-- BEGIN Source data --
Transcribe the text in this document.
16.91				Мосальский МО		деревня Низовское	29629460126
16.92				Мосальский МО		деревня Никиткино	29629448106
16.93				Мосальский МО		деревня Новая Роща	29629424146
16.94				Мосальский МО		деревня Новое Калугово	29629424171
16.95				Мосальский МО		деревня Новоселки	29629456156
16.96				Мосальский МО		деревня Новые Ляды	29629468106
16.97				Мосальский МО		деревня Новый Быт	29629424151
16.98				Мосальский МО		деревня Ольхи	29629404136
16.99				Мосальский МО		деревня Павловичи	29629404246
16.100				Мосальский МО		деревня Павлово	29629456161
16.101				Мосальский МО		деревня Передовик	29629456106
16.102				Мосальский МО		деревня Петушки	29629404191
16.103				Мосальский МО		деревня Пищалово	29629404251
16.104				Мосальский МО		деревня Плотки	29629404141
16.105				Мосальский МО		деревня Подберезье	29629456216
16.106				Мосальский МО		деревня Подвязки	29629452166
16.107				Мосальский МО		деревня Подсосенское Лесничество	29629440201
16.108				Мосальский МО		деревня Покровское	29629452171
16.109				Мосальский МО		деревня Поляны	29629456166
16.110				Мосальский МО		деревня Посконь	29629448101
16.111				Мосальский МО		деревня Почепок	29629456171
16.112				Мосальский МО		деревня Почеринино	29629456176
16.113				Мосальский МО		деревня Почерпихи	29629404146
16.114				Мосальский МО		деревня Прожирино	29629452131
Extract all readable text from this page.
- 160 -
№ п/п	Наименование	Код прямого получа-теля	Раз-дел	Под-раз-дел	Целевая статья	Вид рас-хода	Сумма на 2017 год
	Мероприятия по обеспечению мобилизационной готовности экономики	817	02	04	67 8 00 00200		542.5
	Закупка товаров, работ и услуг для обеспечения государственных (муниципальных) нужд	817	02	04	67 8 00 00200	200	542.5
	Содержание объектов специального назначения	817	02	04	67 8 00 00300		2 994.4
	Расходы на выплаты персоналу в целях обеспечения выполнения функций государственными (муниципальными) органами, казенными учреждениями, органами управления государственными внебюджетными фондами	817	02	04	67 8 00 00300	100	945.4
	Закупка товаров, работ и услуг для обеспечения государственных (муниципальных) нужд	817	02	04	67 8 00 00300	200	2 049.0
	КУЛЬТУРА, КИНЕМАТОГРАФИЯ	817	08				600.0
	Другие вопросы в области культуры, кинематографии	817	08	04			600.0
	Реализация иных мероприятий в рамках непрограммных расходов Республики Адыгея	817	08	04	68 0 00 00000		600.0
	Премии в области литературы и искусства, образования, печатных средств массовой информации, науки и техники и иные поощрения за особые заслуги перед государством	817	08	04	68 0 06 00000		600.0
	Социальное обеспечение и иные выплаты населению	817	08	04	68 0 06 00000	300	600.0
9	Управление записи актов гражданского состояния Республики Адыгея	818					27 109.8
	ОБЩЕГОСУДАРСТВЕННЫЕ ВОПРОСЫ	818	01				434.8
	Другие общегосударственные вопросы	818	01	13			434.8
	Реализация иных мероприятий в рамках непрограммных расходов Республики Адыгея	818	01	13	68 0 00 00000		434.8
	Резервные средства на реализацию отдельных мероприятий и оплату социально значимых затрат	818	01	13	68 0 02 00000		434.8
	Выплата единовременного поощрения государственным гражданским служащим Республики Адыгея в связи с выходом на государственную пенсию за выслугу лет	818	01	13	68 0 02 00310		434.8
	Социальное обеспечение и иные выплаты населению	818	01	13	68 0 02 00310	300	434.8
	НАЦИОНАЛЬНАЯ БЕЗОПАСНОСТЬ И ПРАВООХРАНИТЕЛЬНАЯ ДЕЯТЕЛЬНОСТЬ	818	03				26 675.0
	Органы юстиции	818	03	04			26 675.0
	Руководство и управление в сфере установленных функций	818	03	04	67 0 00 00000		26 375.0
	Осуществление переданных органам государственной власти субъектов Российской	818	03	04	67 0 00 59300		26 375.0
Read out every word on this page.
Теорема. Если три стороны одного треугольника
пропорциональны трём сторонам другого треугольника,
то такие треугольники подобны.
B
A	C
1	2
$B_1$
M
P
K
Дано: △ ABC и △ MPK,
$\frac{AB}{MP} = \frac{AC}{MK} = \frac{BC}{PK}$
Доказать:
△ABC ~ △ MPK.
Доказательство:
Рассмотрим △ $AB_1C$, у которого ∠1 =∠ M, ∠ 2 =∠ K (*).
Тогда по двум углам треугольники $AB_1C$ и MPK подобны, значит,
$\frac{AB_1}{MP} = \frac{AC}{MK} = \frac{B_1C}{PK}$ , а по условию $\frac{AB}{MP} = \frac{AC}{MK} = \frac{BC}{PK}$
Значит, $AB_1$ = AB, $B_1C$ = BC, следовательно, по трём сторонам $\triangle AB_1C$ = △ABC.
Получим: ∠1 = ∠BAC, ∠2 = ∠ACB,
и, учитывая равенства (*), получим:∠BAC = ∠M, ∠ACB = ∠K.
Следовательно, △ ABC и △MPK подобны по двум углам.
-- END Source data --
Task to carry out →
Extract every line containing the string "треугольника" from the material.

Completed exercise →
Теорема. Если три стороны одного треугольника
пропорциональны трём сторонам другого треугольника,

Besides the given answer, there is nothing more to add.